### [Exercise instructions]
Pull every line of the entries that has the word "конторы".

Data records
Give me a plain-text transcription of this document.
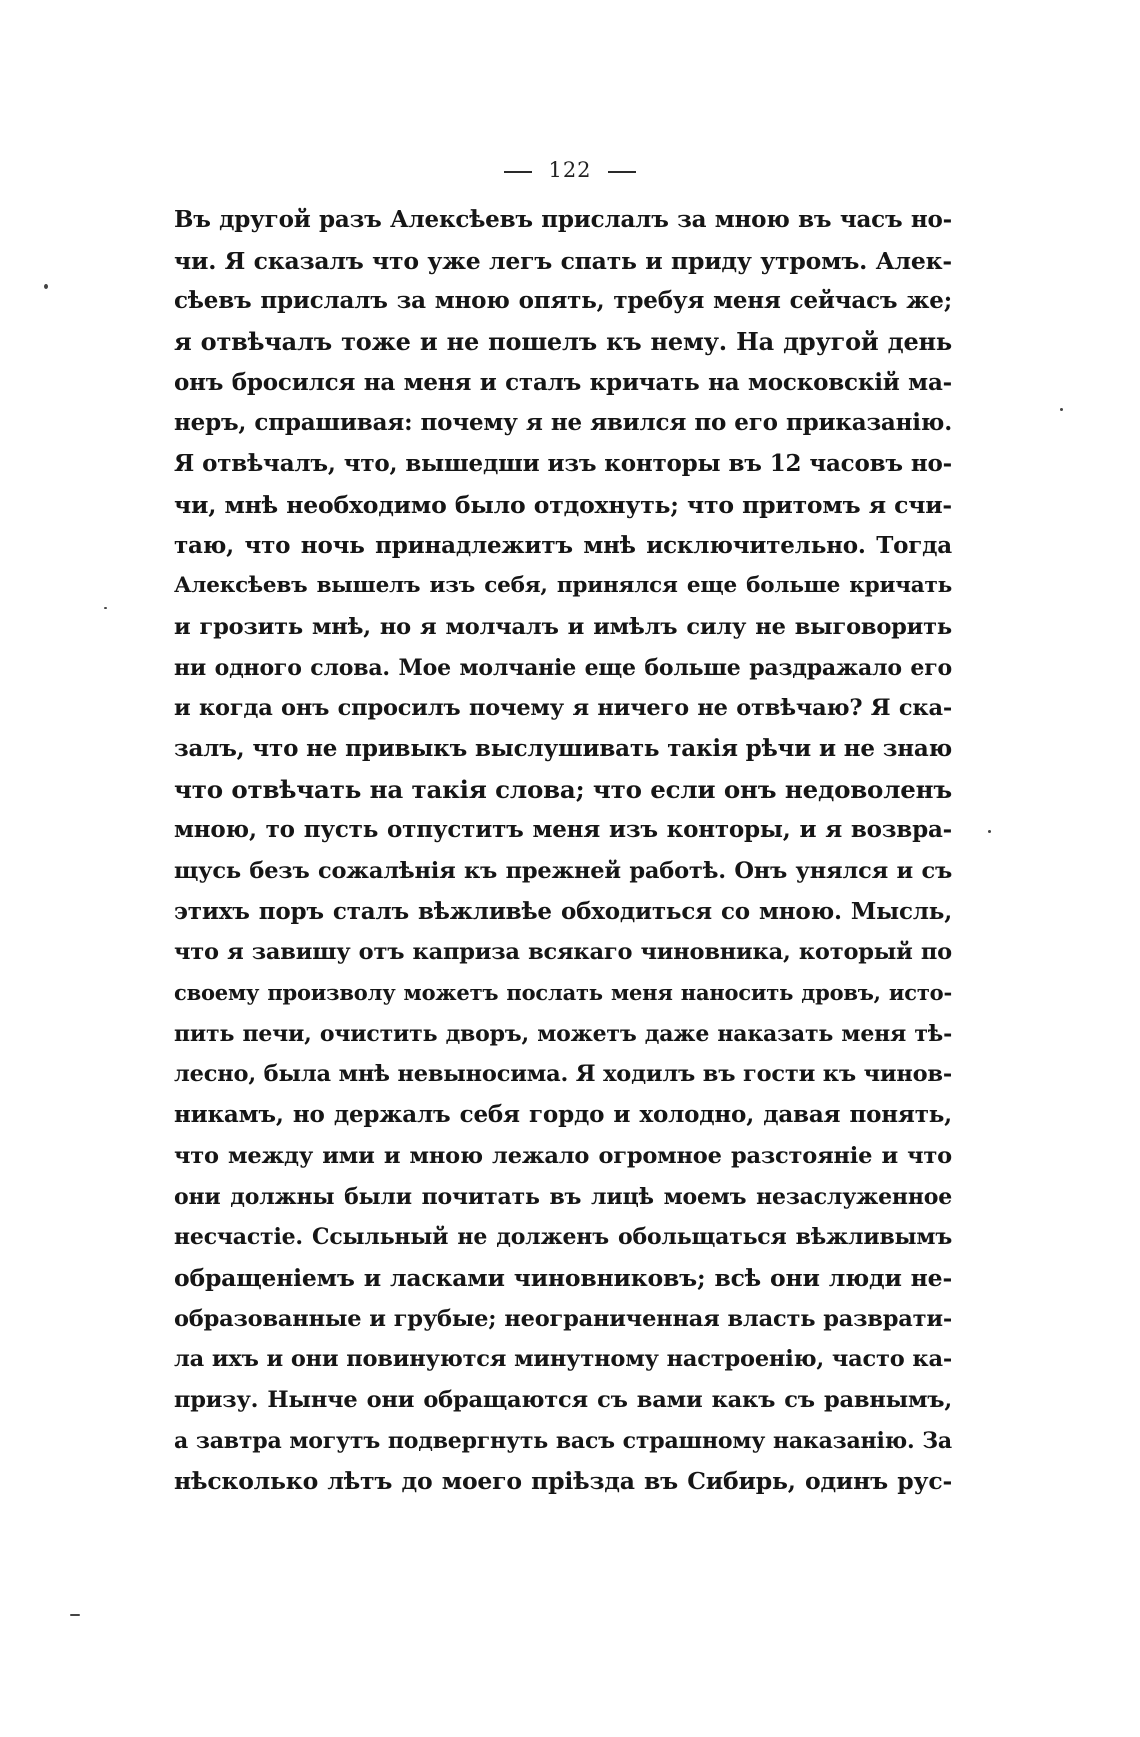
122
Въ другой разъ Алексѣевъ прислалъ за мною въ часъ но-
чи. Я сказалъ что уже легъ спать и приду утромъ. Алек-
сѣевъ прислалъ за мною опять, требуя меня сейчасъ же;
я отвѣчалъ тоже и не пошелъ къ нему. На другой день
онъ бросился на меня и сталъ кричать на московскій ма-
неръ, спрашивая: почему я не явился по его приказанію.
Я отвѣчалъ, что, вышедши изъ конторы въ 12 часовъ но-
чи, мнѣ необходимо было отдохнуть; что притомъ я счи-
таю, что ночь принадлежитъ мнѣ исключительно. Тогда
Алексѣевъ вышелъ изъ себя, принялся еще больше кричать
и грозить мнѣ, но я молчалъ и имѣлъ силу не выговорить
ни одного слова. Мое молчаніе еще больше раздражало его
и когда онъ спросилъ почему я ничего не отвѣчаю? Я ска-
залъ, что не привыкъ выслушивать такія рѣчи и не знаю
что отвѣчать на такія слова; что если онъ недоволенъ
мною, то пусть отпуститъ меня изъ конторы, и я возвра-
щусь безъ сожалѣнія къ прежней работѣ. Онъ унялся и съ
этихъ поръ сталъ вѣжливѣе обходиться со мною. Мысль,
что я завишу отъ каприза всякаго чиновника, который по
своему произволу можетъ послать меня наносить дровъ, исто-
пить печи, очистить дворъ, можетъ даже наказать меня тѣ-
лесно, была мнѣ невыносима. Я ходилъ въ гости къ чинов-
никамъ, но держалъ себя гордо и холодно, давая понять,
что между ими и мною лежало огромное разстояніе и что
они должны были почитать въ лицѣ моемъ незаслуженное
несчастіе. Ссыльный не долженъ обольщаться вѣжливымъ
обращеніемъ и ласками чиновниковъ; всѣ они люди не-
образованные и грубые; неограниченная власть разврати-
ла ихъ и они повинуются минутному настроенію, часто ка-
призу. Нынче они обращаются съ вами какъ съ равнымъ,
а завтра могутъ подвергнуть васъ страшному наказанію. За
нѣсколько лѣтъ до моего пріѣзда въ Сибирь, одинъ рус-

### [Task solution]
Я отвѣчалъ, что, вышедши изъ конторы въ 12 часовъ но-
мною, то пусть отпуститъ меня изъ конторы, и я возвра-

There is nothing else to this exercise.